** begin **

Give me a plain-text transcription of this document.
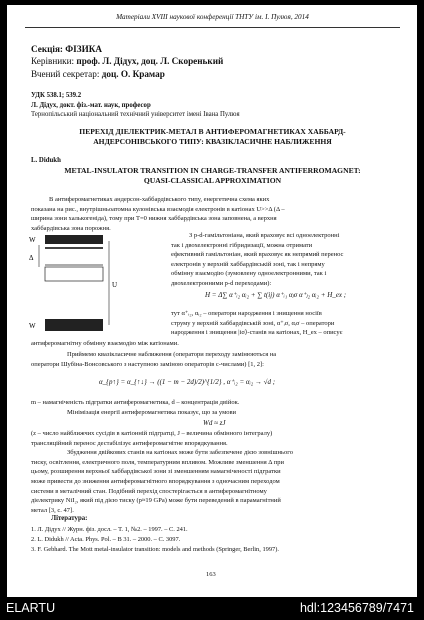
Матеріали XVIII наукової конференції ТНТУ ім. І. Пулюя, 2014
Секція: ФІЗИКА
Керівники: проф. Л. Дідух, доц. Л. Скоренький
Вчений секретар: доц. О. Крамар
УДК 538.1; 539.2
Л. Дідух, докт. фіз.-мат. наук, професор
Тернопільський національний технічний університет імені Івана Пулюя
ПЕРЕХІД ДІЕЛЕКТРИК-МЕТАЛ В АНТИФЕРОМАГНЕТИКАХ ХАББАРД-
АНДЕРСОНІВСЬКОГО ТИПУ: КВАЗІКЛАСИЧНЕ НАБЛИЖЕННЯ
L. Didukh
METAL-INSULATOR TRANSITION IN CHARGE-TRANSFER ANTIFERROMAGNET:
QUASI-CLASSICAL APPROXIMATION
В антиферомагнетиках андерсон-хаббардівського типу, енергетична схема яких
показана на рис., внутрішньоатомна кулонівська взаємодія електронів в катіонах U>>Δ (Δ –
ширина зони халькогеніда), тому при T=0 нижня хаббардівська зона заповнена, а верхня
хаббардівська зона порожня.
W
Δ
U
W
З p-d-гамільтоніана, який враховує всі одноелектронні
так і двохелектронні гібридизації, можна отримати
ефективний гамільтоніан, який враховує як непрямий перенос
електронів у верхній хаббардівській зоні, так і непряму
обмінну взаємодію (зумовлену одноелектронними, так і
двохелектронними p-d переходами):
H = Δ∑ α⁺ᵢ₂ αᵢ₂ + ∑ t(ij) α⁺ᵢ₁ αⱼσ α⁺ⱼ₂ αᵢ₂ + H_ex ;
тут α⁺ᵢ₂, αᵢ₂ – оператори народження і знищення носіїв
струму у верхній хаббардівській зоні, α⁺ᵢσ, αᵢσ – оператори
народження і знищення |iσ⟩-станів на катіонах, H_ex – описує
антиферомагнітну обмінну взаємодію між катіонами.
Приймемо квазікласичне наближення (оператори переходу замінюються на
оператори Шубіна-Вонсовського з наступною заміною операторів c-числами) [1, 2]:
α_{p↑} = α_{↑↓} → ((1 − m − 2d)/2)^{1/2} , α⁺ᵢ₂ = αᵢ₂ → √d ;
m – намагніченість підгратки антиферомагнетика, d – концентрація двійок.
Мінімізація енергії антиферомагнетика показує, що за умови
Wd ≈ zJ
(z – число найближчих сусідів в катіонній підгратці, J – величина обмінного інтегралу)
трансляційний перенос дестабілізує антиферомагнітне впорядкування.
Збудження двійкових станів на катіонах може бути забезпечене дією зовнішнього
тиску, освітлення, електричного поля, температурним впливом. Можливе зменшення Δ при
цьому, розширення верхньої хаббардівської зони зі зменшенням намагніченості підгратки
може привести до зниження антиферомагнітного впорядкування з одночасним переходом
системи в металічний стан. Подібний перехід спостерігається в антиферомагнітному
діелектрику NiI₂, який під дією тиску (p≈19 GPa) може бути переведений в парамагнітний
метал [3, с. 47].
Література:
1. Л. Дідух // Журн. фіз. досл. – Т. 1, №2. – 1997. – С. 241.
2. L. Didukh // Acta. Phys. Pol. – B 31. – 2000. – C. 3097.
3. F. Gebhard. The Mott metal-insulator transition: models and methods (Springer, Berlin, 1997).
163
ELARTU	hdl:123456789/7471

** end **

**The task:** Count how many lines above carry the word "підгратки". Only the number is required.

**Finished exercise:** 2